*Problem to work on*: Determine the number of lines containing the word "GODZ". Reply with it and nothing else.

*Records from a data collection*:
╔══

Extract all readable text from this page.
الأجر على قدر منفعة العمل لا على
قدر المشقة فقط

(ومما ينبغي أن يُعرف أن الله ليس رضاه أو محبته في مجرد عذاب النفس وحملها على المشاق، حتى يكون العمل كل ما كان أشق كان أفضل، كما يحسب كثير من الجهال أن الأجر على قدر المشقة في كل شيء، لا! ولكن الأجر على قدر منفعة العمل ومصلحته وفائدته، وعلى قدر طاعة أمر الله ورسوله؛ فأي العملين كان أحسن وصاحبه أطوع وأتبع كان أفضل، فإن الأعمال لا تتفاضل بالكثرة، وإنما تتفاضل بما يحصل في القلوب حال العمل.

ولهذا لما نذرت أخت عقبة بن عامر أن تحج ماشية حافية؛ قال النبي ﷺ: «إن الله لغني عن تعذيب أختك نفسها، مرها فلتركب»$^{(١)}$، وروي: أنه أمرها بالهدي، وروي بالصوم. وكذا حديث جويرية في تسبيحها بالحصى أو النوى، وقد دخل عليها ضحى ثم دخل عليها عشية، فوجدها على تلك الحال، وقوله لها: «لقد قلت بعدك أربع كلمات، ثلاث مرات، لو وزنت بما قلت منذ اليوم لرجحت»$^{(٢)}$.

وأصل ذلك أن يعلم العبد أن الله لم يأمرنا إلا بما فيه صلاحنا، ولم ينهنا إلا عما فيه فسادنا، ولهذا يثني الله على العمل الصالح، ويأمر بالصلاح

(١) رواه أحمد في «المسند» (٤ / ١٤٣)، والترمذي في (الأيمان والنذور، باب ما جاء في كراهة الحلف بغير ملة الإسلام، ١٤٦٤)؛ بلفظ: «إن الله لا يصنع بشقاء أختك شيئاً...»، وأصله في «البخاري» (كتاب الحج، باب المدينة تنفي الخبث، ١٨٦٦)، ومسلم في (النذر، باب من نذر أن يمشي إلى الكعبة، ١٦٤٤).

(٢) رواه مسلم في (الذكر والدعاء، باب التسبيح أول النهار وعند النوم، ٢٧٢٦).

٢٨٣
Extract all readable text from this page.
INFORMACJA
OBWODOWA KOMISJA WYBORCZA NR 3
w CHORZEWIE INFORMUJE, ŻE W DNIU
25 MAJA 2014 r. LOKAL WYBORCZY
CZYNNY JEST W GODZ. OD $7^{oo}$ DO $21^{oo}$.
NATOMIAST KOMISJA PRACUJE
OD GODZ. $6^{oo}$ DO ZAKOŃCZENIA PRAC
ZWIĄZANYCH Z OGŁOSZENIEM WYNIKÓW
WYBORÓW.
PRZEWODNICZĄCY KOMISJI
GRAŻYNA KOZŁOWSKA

╚══

*Expected answer*: 2